Supplied records:
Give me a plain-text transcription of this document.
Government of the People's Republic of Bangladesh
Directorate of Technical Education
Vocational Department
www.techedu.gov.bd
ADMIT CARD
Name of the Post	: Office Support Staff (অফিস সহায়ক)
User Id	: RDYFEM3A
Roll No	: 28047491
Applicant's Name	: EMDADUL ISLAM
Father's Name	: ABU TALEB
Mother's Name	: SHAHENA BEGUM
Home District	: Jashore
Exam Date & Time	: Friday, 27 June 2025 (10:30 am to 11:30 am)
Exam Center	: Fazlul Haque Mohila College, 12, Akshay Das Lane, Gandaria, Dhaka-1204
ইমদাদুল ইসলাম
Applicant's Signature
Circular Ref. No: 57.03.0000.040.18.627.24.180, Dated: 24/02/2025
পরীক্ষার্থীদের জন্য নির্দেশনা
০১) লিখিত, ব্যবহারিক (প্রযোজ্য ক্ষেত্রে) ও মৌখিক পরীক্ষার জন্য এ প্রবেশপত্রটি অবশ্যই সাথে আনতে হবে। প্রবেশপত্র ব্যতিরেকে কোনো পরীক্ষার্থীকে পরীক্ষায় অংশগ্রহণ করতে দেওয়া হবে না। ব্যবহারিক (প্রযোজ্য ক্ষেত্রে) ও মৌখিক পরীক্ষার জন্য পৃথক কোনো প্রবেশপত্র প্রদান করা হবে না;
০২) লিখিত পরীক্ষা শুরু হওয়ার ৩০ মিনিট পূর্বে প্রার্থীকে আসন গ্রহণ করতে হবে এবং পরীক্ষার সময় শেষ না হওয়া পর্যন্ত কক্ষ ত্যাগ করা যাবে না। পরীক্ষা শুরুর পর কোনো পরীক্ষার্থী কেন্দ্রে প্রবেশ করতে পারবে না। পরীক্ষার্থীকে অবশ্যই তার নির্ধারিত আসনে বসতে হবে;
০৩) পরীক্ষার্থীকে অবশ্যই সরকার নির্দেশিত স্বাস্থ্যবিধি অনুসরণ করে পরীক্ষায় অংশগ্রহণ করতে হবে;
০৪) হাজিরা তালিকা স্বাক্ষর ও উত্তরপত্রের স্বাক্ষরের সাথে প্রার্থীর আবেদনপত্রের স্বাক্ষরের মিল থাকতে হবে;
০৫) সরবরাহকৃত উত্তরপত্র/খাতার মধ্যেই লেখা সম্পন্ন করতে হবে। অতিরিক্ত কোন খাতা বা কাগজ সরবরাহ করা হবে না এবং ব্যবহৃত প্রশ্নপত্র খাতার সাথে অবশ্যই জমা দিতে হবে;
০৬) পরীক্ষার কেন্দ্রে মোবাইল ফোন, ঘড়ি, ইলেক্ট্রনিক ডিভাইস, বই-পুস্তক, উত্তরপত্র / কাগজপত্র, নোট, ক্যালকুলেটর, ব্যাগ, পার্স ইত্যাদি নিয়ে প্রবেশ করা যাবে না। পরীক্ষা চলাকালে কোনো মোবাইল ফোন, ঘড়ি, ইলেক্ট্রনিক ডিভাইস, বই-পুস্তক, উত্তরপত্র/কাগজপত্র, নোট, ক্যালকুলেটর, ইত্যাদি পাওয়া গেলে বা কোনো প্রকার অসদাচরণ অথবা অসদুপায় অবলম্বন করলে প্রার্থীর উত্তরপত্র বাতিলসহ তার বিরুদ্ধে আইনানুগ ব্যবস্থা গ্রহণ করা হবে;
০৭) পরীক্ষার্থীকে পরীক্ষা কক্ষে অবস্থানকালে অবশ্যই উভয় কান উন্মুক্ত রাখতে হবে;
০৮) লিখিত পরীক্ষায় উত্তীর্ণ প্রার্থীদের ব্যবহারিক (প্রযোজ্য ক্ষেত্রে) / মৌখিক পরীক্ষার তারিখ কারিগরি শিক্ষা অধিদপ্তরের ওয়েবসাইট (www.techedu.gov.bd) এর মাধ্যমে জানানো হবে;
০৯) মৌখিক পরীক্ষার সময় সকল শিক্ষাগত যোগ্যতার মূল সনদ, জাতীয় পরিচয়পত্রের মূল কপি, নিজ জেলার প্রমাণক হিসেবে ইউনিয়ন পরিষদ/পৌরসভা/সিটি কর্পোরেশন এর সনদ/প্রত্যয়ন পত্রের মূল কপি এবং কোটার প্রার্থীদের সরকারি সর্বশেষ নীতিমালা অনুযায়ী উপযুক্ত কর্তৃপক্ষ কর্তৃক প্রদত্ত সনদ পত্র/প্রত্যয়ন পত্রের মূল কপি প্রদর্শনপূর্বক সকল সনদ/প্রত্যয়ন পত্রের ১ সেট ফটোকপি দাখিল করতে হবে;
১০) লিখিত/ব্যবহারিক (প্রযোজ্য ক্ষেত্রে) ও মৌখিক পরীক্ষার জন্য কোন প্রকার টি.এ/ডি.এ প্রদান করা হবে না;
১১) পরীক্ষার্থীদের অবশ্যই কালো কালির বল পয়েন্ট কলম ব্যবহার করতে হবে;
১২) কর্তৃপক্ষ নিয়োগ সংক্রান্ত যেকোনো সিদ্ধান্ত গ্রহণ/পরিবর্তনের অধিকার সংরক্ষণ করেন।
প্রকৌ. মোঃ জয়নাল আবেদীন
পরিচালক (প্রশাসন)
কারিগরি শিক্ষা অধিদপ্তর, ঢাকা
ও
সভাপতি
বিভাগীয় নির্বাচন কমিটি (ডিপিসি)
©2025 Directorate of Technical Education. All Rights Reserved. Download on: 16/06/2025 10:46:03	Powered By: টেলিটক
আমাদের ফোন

Work required:
Write out the whole listing exactly.

Task output:
Give me a plain-text transcription of this document.
Government of the People's Republic of Bangladesh
Directorate of Technical Education
Vocational Department
www.techedu.gov.bd
ADMIT CARD
Name of the Post	: Office Support Staff (অফিস সহায়ক)
User Id	: RDYFEM3A
Roll No	: 28047491
Applicant's Name	: EMDADUL ISLAM
Father's Name	: ABU TALEB
Mother's Name	: SHAHENA BEGUM
Home District	: Jashore
Exam Date & Time	: Friday, 27 June 2025 (10:30 am to 11:30 am)
Exam Center	: Fazlul Haque Mohila College, 12, Akshay Das Lane, Gandaria, Dhaka-1204
ইমদাদুল ইসলাম
Applicant's Signature
Circular Ref. No: 57.03.0000.040.18.627.24.180, Dated: 24/02/2025
পরীক্ষার্থীদের জন্য নির্দেশনা
০১) লিখিত, ব্যবহারিক (প্রযোজ্য ক্ষেত্রে) ও মৌখিক পরীক্ষার জন্য এ প্রবেশপত্রটি অবশ্যই সাথে আনতে হবে। প্রবেশপত্র ব্যতিরেকে কোনো পরীক্ষার্থীকে পরীক্ষায় অংশগ্রহণ করতে দেওয়া হবে না। ব্যবহারিক (প্রযোজ্য ক্ষেত্রে) ও মৌখিক পরীক্ষার জন্য পৃথক কোনো প্রবেশপত্র প্রদান করা হবে না;
০২) লিখিত পরীক্ষা শুরু হওয়ার ৩০ মিনিট পূর্বে প্রার্থীকে আসন গ্রহণ করতে হবে এবং পরীক্ষার সময় শেষ না হওয়া পর্যন্ত কক্ষ ত্যাগ করা যাবে না। পরীক্ষা শুরুর পর কোনো পরীক্ষার্থী কেন্দ্রে প্রবেশ করতে পারবে না। পরীক্ষার্থীকে অবশ্যই তার নির্ধারিত আসনে বসতে হবে;
০৩) পরীক্ষার্থীকে অবশ্যই সরকার নির্দেশিত স্বাস্থ্যবিধি অনুসরণ করে পরীক্ষায় অংশগ্রহণ করতে হবে;
০৪) হাজিরা তালিকা স্বাক্ষর ও উত্তরপত্রের স্বাক্ষরের সাথে প্রার্থীর আবেদনপত্রের স্বাক্ষরের মিল থাকতে হবে;
০৫) সরবরাহকৃত উত্তরপত্র/খাতার মধ্যেই লেখা সম্পন্ন করতে হবে। অতিরিক্ত কোন খাতা বা কাগজ সরবরাহ করা হবে না এবং ব্যবহৃত প্রশ্নপত্র খাতার সাথে অবশ্যই জমা দিতে হবে;
০৬) পরীক্ষার কেন্দ্রে মোবাইল ফোন, ঘড়ি, ইলেক্ট্রনিক ডিভাইস, বই-পুস্তক, উত্তরপত্র / কাগজপত্র, নোট, ক্যালকুলেটর, ব্যাগ, পার্স ইত্যাদি নিয়ে প্রবেশ করা যাবে না। পরীক্ষা চলাকালে কোনো মোবাইল ফোন, ঘড়ি, ইলেক্ট্রনিক ডিভাইস, বই-পুস্তক, উত্তরপত্র/কাগজপত্র, নোট, ক্যালকুলেটর, ইত্যাদি পাওয়া গেলে বা কোনো প্রকার অসদাচরণ অথবা অসদুপায় অবলম্বন করলে প্রার্থীর উত্তরপত্র বাতিলসহ তার বিরুদ্ধে আইনানুগ ব্যবস্থা গ্রহণ করা হবে;
০৭) পরীক্ষার্থীকে পরীক্ষা কক্ষে অবস্থানকালে অবশ্যই উভয় কান উন্মুক্ত রাখতে হবে;
০৮) লিখিত পরীক্ষায় উত্তীর্ণ প্রার্থীদের ব্যবহারিক (প্রযোজ্য ক্ষেত্রে) / মৌখিক পরীক্ষার তারিখ কারিগরি শিক্ষা অধিদপ্তরের ওয়েবসাইট (www.techedu.gov.bd) এর মাধ্যমে জানানো হবে;
০৯) মৌখিক পরীক্ষার সময় সকল শিক্ষাগত যোগ্যতার মূল সনদ, জাতীয় পরিচয়পত্রের মূল কপি, নিজ জেলার প্রমাণক হিসেবে ইউনিয়ন পরিষদ/পৌরসভা/সিটি কর্পোরেশন এর সনদ/প্রত্যয়ন পত্রের মূল কপি এবং কোটার প্রার্থীদের সরকারি সর্বশেষ নীতিমালা অনুযায়ী উপযুক্ত কর্তৃপক্ষ কর্তৃক প্রদত্ত সনদ পত্র/প্রত্যয়ন পত্রের মূল কপি প্রদর্শনপূর্বক সকল সনদ/প্রত্যয়ন পত্রের ১ সেট ফটোকপি দাখিল করতে হবে;
১০) লিখিত/ব্যবহারিক (প্রযোজ্য ক্ষেত্রে) ও মৌখিক পরীক্ষার জন্য কোন প্রকার টি.এ/ডি.এ প্রদান করা হবে না;
১১) পরীক্ষার্থীদের অবশ্যই কালো কালির বল পয়েন্ট কলম ব্যবহার করতে হবে;
১২) কর্তৃপক্ষ নিয়োগ সংক্রান্ত যেকোনো সিদ্ধান্ত গ্রহণ/পরিবর্তনের অধিকার সংরক্ষণ করেন।
প্রকৌ. মোঃ জয়নাল আবেদীন
পরিচালক (প্রশাসন)
কারিগরি শিক্ষা অধিদপ্তর, ঢাকা
ও
সভাপতি
বিভাগীয় নির্বাচন কমিটি (ডিপিসি)
©2025 Directorate of Technical Education. All Rights Reserved. Download on: 16/06/2025 10:46:03	Powered By: টেলিটক
আমাদের ফোন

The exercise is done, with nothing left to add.